DESCRIPTION OF THE TASK.
For the listing below, give the number of lines in which "player" occurs. Add nothing.

>>>>>

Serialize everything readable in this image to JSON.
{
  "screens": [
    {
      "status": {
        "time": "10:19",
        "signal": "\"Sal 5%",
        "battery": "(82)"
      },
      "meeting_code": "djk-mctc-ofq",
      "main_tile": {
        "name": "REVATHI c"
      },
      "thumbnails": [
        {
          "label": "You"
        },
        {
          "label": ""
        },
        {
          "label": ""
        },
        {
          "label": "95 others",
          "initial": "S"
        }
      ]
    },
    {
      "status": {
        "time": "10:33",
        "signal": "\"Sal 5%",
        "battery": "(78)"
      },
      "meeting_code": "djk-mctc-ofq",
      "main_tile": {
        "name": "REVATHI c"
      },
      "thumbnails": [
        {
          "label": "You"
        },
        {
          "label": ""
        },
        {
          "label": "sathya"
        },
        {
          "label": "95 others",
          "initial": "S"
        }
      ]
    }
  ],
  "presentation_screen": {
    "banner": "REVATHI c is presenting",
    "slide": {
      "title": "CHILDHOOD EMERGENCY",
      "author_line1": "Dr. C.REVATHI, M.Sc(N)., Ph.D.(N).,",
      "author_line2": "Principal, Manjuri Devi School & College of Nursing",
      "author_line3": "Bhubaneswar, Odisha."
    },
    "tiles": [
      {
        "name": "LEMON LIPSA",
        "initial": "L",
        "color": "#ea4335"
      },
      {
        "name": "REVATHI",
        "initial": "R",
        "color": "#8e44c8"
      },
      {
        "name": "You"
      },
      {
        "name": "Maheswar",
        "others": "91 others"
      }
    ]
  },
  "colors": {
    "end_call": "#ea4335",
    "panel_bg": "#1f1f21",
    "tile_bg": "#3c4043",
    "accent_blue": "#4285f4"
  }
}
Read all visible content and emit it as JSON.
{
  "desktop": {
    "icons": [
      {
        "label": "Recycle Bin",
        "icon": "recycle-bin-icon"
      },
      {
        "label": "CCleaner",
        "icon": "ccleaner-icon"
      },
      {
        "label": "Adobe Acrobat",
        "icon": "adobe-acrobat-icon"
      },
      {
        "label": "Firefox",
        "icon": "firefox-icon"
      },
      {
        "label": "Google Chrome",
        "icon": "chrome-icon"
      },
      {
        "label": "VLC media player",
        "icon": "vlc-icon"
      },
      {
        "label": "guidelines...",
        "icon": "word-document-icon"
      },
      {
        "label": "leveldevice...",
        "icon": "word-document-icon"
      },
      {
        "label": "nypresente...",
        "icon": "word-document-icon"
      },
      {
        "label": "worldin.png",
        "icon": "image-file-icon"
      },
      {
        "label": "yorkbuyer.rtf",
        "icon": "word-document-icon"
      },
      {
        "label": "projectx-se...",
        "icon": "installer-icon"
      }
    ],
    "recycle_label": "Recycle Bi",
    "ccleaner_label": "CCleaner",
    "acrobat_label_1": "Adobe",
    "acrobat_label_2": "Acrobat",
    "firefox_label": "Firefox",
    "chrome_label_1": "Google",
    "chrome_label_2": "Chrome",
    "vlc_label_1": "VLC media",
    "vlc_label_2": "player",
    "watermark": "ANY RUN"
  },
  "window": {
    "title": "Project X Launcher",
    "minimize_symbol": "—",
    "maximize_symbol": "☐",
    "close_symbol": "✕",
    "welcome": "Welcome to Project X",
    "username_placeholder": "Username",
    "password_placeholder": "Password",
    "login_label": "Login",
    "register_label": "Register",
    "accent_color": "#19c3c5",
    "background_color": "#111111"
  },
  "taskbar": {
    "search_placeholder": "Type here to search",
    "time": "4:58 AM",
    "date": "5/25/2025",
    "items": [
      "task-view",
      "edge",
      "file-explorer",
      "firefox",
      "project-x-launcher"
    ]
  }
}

<<<<<

TASK RESULT.
2